* _Data extract_

■ ■ ■ ■ ■ ■ ■

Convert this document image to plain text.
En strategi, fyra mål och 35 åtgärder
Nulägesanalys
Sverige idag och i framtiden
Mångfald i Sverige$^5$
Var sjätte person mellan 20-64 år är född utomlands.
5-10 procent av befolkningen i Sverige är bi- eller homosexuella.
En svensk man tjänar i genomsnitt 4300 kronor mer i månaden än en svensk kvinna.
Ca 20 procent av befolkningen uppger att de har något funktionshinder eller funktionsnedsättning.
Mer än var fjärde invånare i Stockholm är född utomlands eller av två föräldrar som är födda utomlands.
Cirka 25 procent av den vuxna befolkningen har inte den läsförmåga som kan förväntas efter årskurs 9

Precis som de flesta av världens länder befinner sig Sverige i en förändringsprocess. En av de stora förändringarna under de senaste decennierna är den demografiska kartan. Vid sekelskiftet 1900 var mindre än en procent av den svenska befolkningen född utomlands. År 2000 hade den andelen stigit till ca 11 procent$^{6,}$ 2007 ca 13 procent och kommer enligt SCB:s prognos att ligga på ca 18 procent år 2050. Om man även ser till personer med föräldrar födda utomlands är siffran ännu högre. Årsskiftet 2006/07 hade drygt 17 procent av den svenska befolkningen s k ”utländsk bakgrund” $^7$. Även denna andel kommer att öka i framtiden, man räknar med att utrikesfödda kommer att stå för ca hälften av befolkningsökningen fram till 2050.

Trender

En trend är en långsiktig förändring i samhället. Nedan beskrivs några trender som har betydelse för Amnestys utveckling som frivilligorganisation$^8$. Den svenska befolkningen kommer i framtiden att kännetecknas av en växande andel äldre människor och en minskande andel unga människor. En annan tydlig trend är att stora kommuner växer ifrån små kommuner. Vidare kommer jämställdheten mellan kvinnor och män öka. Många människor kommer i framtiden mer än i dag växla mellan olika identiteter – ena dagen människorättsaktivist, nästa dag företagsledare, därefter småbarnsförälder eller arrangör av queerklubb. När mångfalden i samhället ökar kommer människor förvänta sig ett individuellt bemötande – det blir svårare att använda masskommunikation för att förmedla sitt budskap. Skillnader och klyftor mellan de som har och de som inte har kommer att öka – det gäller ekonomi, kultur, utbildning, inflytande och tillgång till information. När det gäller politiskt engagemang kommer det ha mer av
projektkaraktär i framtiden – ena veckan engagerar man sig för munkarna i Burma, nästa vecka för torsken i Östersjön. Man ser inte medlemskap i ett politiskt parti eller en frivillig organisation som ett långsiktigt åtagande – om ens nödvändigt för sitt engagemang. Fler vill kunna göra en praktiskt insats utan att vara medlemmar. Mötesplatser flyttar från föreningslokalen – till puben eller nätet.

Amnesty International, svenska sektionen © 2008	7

■ ■ ■ ■ ■ ■ ■

* _Task item_
The records above should be reproduced in full, exactly as they read.

* _Reply to the exercise_
Convert this document image to plain text.
En strategi, fyra mål och 35 åtgärder
Nulägesanalys
Sverige idag och i framtiden
Mångfald i Sverige$^5$
Var sjätte person mellan 20-64 år är född utomlands.
5-10 procent av befolkningen i Sverige är bi- eller homosexuella.
En svensk man tjänar i genomsnitt 4300 kronor mer i månaden än en svensk kvinna.
Ca 20 procent av befolkningen uppger att de har något funktionshinder eller funktionsnedsättning.
Mer än var fjärde invånare i Stockholm är född utomlands eller av två föräldrar som är födda utomlands.
Cirka 25 procent av den vuxna befolkningen har inte den läsförmåga som kan förväntas efter årskurs 9

Precis som de flesta av världens länder befinner sig Sverige i en förändringsprocess. En av de stora förändringarna under de senaste decennierna är den demografiska kartan. Vid sekelskiftet 1900 var mindre än en procent av den svenska befolkningen född utomlands. År 2000 hade den andelen stigit till ca 11 procent$^{6,}$ 2007 ca 13 procent och kommer enligt SCB:s prognos att ligga på ca 18 procent år 2050. Om man även ser till personer med föräldrar födda utomlands är siffran ännu högre. Årsskiftet 2006/07 hade drygt 17 procent av den svenska befolkningen s k ”utländsk bakgrund” $^7$. Även denna andel kommer att öka i framtiden, man räknar med att utrikesfödda kommer att stå för ca hälften av befolkningsökningen fram till 2050.

Trender

En trend är en långsiktig förändring i samhället. Nedan beskrivs några trender som har betydelse för Amnestys utveckling som frivilligorganisation$^8$. Den svenska befolkningen kommer i framtiden att kännetecknas av en växande andel äldre människor och en minskande andel unga människor. En annan tydlig trend är att stora kommuner växer ifrån små kommuner. Vidare kommer jämställdheten mellan kvinnor och män öka. Många människor kommer i framtiden mer än i dag växla mellan olika identiteter – ena dagen människorättsaktivist, nästa dag företagsledare, därefter småbarnsförälder eller arrangör av queerklubb. När mångfalden i samhället ökar kommer människor förvänta sig ett individuellt bemötande – det blir svårare att använda masskommunikation för att förmedla sitt budskap. Skillnader och klyftor mellan de som har och de som inte har kommer att öka – det gäller ekonomi, kultur, utbildning, inflytande och tillgång till information. När det gäller politiskt engagemang kommer det ha mer av
projektkaraktär i framtiden – ena veckan engagerar man sig för munkarna i Burma, nästa vecka för torsken i Östersjön. Man ser inte medlemskap i ett politiskt parti eller en frivillig organisation som ett långsiktigt åtagande – om ens nödvändigt för sitt engagemang. Fler vill kunna göra en praktiskt insats utan att vara medlemmar. Mötesplatser flyttar från föreningslokalen – till puben eller nätet.

Amnesty International, svenska sektionen © 2008	7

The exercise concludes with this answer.